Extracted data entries
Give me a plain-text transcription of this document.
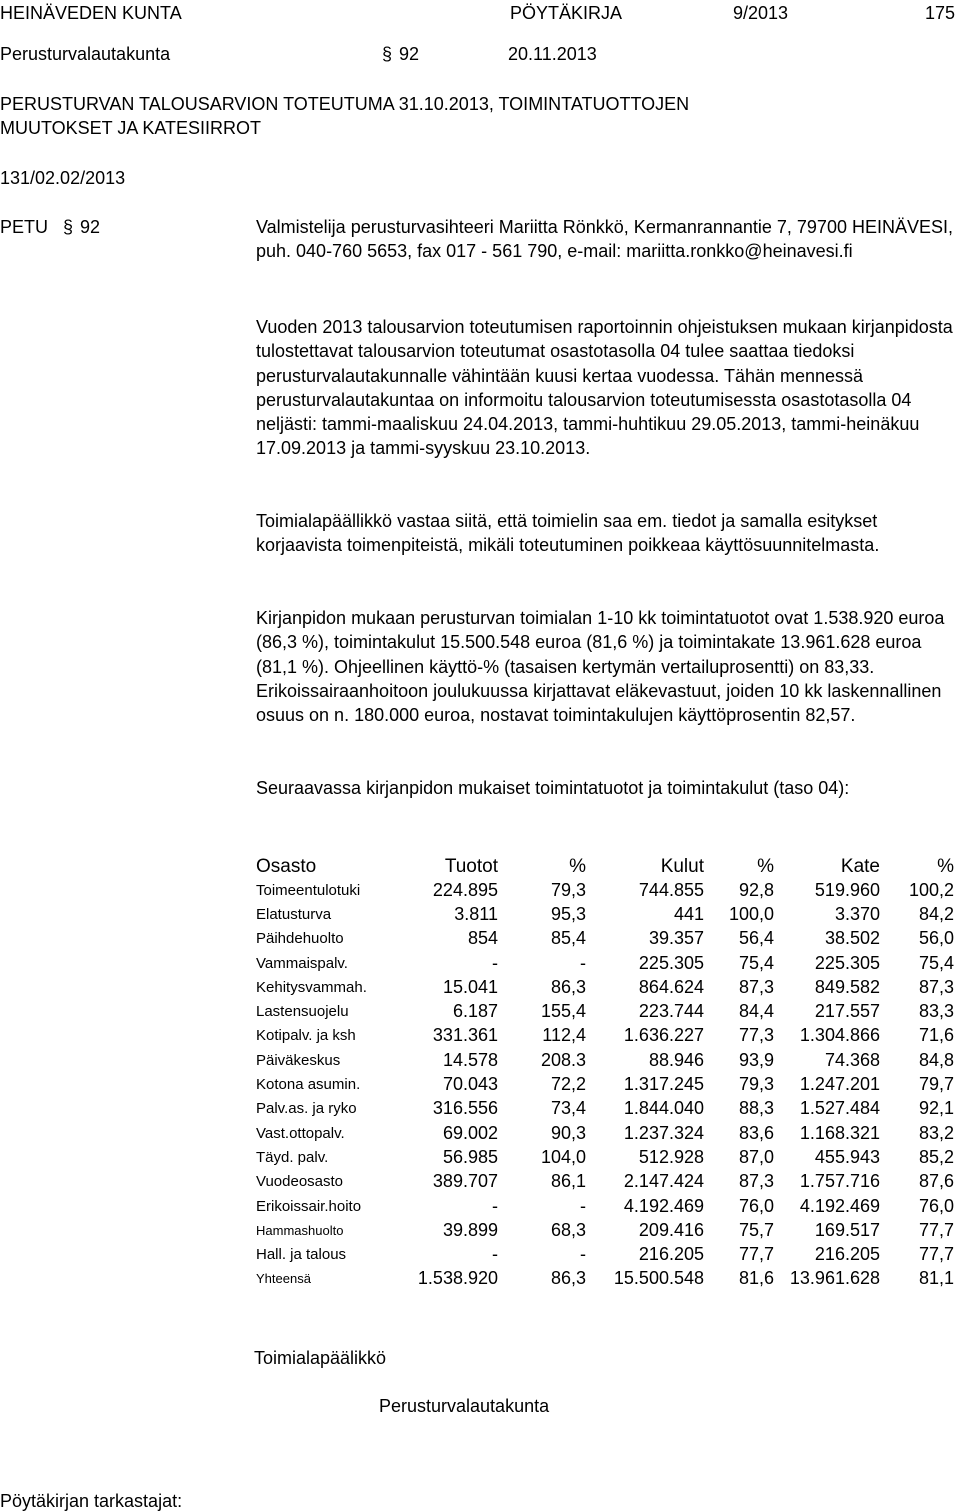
HEINÄVEDEN KUNTA	PÖYTÄKIRJA	9/2013	175
Perusturvalautakunta	§ 92	20.11.2013
PERUSTURVAN TALOUSARVION TOTEUTUMA 31.10.2013, TOIMINTATUOTTOJEN
MUUTOKSET JA KATESIIRROT
131/02.02/2013
PETU § 92	Valmistelija perusturvasihteeri Mariitta Rönkkö, Kermanrannantie 7, 79700 HEINÄVESI, puh. 040-760 5653, fax 017 - 561 790, e-mail: mariitta.ronkko@heinavesi.fi

Vuoden 2013 talousarvion toteutumisen raportoinnin ohjeistuksen mukaan kirjanpidosta tulostettavat talousarvion toteutumat osastotasolla 04 tulee saattaa tiedoksi perusturvalautakunnalle vähintään kuusi kertaa vuodessa. Tähän mennessä perusturvalautakuntaa on informoitu talousarvion toteutumisessta osastotasolla 04 neljästi: tammi-maaliskuu 24.04.2013, tammi-huhtikuu 29.05.2013, tammi-heinäkuu 17.09.2013 ja tammi-syyskuu 23.10.2013.

Toimialapäällikkö vastaa siitä, että toimielin saa em. tiedot ja samalla esitykset korjaavista toimenpiteistä, mikäli toteutuminen poikkeaa käyttösuunnitelmasta.

Kirjanpidon mukaan perusturvan toimialan 1-10 kk toimintatuotot ovat 1.538.920 euroa (86,3 %), toimintakulut 15.500.548 euroa (81,6 %) ja toimintakate 13.961.628 euroa (81,1 %). Ohjeellinen käyttö-% (tasaisen kertymän vertailuprosentti) on 83,33. Erikoissairaanhoitoon joulukuussa kirjattavat eläkevastuut, joiden 10 kk laskennallinen osuus on n. 180.000 euroa, nostavat toimintakulujen käyttöprosentin 82,57.

Seuraavassa kirjanpidon mukaiset toimintatuotot ja toimintakulut (taso 04):

Osasto	Tuotot	%	Kulut	%	Kate	%
Toimeentulotuki	224.895	79,3	744.855	92,8	519.960	100,2
Elatusturva	3.811	95,3	441	100,0	3.370	84,2
Päihdehuolto	854	85,4	39.357	56,4	38.502	56,0
Vammaispalv.	-	-	225.305	75,4	225.305	75,4
Kehitysvammah.	15.041	86,3	864.624	87,3	849.582	87,3
Lastensuojelu	6.187	155,4	223.744	84,4	217.557	83,3
Kotipalv. ja ksh	331.361	112,4	1.636.227	77,3	1.304.866	71,6
Päiväkeskus	14.578	208.3	88.946	93,9	74.368	84,8
Kotona asumin.	70.043	72,2	1.317.245	79,3	1.247.201	79,7
Palv.as. ja ryko	316.556	73,4	1.844.040	88,3	1.527.484	92,1
Vast.ottopalv.	69.002	90,3	1.237.324	83,6	1.168.321	83,2
Täyd. palv.	56.985	104,0	512.928	87,0	455.943	85,2
Vuodeosasto	389.707	86,1	2.147.424	87,3	1.757.716	87,6
Erikoissair.hoito	-	-	4.192.469	76,0	4.192.469	76,0
Hammashuolto	39.899	68,3	209.416	75,7	169.517	77,7
Hall. ja talous	-	-	216.205	77,7	216.205	77,7
Yhteensä	1.538.920	86,3	15.500.548	81,6	13.961.628	81,1
Toimialapäälikkö
Perusturvalautakunta
Pöytäkirjan tarkastajat:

SHORT TASK:
Only a number is wanted: how many lines of the material include the word "toimintakulut".

RESULT BELOW:
2